* [Requirement]:
Here are records with pictures in them. Copy all of them exactly and leave the pictures out.

----- Recorded information -----

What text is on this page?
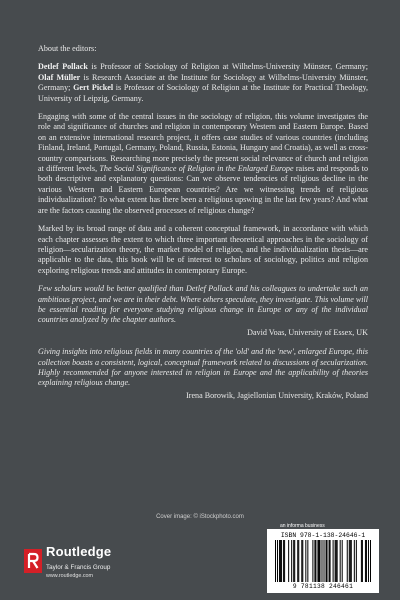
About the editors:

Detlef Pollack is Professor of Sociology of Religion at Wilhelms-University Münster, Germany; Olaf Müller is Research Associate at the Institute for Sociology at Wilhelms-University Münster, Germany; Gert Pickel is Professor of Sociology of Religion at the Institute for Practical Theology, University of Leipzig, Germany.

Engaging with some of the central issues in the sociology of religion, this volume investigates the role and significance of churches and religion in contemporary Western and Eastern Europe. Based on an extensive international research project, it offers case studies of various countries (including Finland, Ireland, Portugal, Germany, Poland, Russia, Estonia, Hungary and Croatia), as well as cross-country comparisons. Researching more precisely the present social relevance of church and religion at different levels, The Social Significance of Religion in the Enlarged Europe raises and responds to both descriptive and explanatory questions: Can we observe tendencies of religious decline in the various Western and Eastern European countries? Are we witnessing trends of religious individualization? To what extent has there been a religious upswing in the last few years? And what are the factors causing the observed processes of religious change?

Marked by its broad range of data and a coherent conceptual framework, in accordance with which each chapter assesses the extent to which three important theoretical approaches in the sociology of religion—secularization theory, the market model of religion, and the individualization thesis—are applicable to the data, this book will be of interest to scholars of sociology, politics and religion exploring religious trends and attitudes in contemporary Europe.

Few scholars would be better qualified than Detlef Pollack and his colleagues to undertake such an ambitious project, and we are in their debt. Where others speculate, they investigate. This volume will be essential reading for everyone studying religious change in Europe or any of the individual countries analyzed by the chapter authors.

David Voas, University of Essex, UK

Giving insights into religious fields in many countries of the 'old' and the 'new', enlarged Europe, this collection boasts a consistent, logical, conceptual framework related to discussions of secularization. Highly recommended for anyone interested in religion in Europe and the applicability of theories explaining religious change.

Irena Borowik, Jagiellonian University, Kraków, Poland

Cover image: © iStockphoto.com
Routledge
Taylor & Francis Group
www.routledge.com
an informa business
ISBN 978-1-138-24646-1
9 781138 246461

-----

* [Solution for this task]:
What text is on this page?
About the editors:

Detlef Pollack is Professor of Sociology of Religion at Wilhelms-University Münster, Germany; Olaf Müller is Research Associate at the Institute for Sociology at Wilhelms-University Münster, Germany; Gert Pickel is Professor of Sociology of Religion at the Institute for Practical Theology, University of Leipzig, Germany.

Engaging with some of the central issues in the sociology of religion, this volume investigates the role and significance of churches and religion in contemporary Western and Eastern Europe. Based on an extensive international research project, it offers case studies of various countries (including Finland, Ireland, Portugal, Germany, Poland, Russia, Estonia, Hungary and Croatia), as well as cross-country comparisons. Researching more precisely the present social relevance of church and religion at different levels, The Social Significance of Religion in the Enlarged Europe raises and responds to both descriptive and explanatory questions: Can we observe tendencies of religious decline in the various Western and Eastern European countries? Are we witnessing trends of religious individualization? To what extent has there been a religious upswing in the last few years? And what are the factors causing the observed processes of religious change?

Marked by its broad range of data and a coherent conceptual framework, in accordance with which each chapter assesses the extent to which three important theoretical approaches in the sociology of religion—secularization theory, the market model of religion, and the individualization thesis—are applicable to the data, this book will be of interest to scholars of sociology, politics and religion exploring religious trends and attitudes in contemporary Europe.

Few scholars would be better qualified than Detlef Pollack and his colleagues to undertake such an ambitious project, and we are in their debt. Where others speculate, they investigate. This volume will be essential reading for everyone studying religious change in Europe or any of the individual countries analyzed by the chapter authors.

David Voas, University of Essex, UK

Giving insights into religious fields in many countries of the 'old' and the 'new', enlarged Europe, this collection boasts a consistent, logical, conceptual framework related to discussions of secularization. Highly recommended for anyone interested in religion in Europe and the applicability of theories explaining religious change.

Irena Borowik, Jagiellonian University, Kraków, Poland

Cover image: © iStockphoto.com
Routledge
Taylor & Francis Group
www.routledge.com
an informa business
ISBN 978-1-138-24646-1
9 781138 246461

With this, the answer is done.